Which lines below hold the word "Schritt"? Report each one.

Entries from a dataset
--------------------
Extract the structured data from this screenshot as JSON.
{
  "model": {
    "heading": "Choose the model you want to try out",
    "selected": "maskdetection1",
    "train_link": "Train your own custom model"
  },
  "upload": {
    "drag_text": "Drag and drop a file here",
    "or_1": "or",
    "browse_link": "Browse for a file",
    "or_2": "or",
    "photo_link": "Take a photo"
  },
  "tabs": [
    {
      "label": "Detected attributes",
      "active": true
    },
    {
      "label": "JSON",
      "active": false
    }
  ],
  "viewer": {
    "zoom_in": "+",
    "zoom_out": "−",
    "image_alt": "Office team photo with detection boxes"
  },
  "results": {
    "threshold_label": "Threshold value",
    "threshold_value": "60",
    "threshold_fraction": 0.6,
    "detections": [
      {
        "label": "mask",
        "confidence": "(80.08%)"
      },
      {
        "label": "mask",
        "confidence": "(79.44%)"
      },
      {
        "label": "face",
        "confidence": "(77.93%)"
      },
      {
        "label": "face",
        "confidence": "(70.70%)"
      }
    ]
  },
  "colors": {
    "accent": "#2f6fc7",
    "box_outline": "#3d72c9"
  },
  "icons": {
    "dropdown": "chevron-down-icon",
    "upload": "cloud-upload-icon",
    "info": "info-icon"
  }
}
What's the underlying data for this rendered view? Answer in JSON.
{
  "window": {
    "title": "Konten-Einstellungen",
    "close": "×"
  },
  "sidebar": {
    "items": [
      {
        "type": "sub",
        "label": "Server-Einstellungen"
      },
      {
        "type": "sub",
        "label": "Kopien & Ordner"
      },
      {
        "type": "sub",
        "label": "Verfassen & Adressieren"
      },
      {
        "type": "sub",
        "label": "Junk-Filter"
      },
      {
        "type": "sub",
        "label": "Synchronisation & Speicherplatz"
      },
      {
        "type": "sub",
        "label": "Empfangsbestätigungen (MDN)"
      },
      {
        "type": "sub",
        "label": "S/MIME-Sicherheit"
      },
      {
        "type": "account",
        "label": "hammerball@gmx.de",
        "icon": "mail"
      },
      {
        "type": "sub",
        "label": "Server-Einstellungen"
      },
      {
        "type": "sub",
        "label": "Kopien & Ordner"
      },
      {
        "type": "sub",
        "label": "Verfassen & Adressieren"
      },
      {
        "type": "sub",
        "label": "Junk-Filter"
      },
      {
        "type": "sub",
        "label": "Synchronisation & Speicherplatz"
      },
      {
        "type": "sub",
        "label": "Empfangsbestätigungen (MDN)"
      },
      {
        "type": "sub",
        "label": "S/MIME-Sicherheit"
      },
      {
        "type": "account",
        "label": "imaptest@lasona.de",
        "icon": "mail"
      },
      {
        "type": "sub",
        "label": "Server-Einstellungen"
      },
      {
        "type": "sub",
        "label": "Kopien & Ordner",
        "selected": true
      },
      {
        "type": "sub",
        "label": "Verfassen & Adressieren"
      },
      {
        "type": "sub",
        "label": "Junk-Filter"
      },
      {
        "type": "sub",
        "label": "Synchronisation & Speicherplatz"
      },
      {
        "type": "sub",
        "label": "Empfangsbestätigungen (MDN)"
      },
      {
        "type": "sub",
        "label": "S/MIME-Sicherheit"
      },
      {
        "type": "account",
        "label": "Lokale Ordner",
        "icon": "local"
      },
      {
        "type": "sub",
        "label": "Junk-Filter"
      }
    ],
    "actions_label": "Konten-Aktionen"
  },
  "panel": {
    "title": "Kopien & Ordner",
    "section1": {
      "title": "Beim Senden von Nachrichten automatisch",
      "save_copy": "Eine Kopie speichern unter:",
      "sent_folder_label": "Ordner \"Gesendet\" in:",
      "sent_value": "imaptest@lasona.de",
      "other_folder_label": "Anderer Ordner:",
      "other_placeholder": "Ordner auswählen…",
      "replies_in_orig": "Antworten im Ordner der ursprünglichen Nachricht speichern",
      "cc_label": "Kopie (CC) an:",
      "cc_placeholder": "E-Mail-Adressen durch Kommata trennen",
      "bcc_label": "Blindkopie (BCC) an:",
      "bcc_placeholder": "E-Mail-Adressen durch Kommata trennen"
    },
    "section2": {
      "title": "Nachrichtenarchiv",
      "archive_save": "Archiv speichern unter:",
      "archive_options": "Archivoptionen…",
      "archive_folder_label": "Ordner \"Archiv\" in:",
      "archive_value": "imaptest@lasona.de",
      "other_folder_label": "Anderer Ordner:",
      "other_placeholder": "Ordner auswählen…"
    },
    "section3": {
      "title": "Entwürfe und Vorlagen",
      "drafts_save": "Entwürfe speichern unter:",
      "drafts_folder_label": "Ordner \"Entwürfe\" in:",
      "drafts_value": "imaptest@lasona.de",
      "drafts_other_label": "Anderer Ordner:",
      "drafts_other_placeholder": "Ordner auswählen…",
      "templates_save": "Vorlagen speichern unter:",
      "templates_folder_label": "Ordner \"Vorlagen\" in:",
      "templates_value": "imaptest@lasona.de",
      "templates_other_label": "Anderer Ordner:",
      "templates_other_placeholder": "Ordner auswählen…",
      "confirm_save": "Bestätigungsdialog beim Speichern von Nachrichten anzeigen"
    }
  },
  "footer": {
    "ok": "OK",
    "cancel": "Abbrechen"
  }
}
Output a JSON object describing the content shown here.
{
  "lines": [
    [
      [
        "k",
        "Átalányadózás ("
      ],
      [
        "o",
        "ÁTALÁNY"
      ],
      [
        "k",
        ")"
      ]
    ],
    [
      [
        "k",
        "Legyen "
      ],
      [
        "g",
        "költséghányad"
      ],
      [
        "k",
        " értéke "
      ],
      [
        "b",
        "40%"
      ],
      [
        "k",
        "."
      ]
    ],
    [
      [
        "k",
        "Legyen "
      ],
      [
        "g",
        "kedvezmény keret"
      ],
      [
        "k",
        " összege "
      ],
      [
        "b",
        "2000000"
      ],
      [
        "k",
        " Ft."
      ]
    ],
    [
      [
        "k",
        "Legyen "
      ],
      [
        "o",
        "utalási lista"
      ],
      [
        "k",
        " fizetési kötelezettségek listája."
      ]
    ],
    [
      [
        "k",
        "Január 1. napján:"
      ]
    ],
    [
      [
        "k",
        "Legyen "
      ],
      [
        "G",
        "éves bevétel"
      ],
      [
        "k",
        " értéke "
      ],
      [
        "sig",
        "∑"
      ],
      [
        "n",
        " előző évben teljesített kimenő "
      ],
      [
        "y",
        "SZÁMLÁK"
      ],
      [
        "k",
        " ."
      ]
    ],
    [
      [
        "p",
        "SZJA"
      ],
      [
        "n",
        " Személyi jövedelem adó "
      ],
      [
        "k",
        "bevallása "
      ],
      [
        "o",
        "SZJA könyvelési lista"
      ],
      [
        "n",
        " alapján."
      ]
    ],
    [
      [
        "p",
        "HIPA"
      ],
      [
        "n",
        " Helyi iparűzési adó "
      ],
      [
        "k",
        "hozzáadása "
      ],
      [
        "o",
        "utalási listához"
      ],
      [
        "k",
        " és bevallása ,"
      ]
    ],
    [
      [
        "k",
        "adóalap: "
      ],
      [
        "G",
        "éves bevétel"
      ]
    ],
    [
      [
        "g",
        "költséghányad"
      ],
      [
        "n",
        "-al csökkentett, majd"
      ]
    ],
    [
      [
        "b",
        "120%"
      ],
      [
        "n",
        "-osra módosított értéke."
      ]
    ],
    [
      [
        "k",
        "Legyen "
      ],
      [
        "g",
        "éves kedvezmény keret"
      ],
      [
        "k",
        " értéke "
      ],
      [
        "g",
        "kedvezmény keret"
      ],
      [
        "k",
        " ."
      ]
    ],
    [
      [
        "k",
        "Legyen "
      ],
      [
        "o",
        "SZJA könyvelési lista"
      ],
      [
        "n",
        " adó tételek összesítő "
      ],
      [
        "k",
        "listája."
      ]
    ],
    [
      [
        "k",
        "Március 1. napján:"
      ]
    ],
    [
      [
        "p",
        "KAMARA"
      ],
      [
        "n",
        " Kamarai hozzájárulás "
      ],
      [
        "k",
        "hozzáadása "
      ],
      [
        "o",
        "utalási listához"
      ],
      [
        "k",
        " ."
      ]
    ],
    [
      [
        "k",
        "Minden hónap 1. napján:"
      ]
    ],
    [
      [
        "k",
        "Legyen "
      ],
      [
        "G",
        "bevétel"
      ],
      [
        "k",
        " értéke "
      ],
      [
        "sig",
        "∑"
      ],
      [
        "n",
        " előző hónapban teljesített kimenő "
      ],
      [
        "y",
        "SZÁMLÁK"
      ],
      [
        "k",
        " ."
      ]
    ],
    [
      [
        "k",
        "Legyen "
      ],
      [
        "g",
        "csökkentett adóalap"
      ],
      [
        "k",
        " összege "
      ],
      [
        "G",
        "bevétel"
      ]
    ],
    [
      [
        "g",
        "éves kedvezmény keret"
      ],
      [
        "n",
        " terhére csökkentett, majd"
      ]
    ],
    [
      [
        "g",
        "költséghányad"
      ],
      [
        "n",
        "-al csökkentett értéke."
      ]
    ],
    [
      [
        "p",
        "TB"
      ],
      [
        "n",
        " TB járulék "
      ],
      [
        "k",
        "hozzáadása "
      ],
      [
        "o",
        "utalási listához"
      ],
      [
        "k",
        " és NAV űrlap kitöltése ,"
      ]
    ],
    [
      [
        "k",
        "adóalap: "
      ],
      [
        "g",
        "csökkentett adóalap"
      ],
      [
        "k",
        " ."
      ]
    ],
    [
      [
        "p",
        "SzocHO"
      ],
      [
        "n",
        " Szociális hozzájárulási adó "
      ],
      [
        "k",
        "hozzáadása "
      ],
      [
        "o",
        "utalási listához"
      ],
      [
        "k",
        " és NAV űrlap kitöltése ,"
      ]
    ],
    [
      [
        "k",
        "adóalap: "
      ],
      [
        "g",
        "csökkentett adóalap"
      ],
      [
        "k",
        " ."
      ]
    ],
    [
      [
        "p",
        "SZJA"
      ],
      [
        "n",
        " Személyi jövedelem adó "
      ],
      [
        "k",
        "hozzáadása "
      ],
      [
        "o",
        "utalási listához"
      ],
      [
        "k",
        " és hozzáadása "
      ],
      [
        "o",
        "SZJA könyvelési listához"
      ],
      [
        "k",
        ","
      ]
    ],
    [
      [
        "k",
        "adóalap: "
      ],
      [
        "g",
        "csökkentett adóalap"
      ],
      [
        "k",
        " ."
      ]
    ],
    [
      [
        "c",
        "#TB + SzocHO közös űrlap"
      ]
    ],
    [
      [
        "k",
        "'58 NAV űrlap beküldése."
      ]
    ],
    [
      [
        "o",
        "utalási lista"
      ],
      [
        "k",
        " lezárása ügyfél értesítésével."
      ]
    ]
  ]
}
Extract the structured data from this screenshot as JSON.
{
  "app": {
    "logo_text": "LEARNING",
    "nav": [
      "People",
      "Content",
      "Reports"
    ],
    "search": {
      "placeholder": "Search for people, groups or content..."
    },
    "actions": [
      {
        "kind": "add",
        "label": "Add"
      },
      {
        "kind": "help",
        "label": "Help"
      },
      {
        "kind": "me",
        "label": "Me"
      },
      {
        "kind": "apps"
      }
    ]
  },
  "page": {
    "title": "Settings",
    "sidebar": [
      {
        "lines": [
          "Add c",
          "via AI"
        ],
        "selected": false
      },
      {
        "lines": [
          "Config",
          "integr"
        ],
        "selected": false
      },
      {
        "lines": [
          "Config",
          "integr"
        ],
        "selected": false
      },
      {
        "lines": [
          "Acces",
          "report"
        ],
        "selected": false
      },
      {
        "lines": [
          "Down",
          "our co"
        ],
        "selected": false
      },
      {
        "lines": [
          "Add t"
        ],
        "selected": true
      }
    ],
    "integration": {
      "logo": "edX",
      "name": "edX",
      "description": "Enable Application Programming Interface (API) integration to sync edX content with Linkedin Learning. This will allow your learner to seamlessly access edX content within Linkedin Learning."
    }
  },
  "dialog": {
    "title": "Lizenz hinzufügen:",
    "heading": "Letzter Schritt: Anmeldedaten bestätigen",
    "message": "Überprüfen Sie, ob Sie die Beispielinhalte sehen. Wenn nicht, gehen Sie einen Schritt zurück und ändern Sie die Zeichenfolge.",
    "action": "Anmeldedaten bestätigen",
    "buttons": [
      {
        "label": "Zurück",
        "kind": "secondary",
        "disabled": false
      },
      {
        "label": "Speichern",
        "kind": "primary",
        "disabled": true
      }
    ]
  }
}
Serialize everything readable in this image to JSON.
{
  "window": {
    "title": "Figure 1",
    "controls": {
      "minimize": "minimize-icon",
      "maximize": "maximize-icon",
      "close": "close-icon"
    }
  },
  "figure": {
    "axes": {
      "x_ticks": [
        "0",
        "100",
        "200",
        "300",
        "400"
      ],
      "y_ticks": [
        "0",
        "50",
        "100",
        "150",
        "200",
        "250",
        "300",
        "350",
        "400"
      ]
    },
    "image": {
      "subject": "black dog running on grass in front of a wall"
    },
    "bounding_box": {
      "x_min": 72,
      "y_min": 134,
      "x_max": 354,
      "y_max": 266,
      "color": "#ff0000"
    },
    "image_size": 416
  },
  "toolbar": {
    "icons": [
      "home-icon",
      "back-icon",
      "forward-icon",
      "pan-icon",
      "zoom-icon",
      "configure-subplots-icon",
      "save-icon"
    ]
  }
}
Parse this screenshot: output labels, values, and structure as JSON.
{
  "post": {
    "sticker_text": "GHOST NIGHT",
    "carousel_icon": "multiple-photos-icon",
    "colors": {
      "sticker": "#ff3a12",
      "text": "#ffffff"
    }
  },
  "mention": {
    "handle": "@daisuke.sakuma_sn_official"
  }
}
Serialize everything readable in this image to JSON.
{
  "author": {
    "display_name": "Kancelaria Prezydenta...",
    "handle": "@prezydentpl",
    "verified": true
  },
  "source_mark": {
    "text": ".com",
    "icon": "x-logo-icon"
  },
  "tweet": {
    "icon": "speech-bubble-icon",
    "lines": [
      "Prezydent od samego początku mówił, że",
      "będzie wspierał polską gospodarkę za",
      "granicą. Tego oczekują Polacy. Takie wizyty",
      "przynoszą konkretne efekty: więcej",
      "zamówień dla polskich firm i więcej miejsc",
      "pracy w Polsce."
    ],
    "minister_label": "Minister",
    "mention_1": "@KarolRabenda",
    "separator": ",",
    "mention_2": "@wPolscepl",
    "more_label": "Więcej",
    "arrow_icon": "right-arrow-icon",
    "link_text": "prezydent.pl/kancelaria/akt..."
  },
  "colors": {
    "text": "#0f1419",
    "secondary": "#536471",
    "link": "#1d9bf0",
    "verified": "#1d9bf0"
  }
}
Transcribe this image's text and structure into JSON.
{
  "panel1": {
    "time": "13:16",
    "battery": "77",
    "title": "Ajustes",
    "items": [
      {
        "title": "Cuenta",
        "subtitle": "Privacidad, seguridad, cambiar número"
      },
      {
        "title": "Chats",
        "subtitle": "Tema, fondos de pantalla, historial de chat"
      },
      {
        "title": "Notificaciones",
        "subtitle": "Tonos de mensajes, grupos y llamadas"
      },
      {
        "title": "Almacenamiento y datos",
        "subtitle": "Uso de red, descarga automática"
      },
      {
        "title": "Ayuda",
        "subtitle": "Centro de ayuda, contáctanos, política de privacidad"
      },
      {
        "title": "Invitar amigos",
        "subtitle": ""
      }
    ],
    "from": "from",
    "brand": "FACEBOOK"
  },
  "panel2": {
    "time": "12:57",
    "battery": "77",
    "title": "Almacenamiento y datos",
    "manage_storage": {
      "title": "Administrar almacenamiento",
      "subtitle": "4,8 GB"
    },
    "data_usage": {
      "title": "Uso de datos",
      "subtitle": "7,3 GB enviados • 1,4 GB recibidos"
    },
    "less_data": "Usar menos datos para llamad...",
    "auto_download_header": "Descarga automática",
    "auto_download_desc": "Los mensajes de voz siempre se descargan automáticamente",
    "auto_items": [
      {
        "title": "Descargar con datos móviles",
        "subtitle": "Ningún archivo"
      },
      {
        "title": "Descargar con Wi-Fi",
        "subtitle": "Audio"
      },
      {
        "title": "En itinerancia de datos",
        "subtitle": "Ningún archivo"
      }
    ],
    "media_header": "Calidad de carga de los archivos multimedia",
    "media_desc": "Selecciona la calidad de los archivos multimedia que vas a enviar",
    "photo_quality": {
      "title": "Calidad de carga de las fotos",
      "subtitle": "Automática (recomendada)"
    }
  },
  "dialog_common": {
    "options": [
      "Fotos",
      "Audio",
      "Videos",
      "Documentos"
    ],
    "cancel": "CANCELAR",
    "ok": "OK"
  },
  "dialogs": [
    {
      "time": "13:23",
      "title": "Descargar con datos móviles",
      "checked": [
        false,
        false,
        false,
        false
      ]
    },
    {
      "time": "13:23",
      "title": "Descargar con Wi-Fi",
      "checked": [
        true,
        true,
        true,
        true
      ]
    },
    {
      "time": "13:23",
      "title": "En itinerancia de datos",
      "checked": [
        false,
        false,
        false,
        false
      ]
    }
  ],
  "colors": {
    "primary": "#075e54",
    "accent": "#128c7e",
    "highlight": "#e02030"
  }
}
--------------------
■ Solution below
    "heading": "Letzter Schritt: Anmeldedaten bestätigen",
    "message": "Überprüfen Sie, ob Sie die Beispielinhalte sehen. Wenn nicht, gehen Sie einen Schritt zurück und ändern Sie die Zeichenfolge.",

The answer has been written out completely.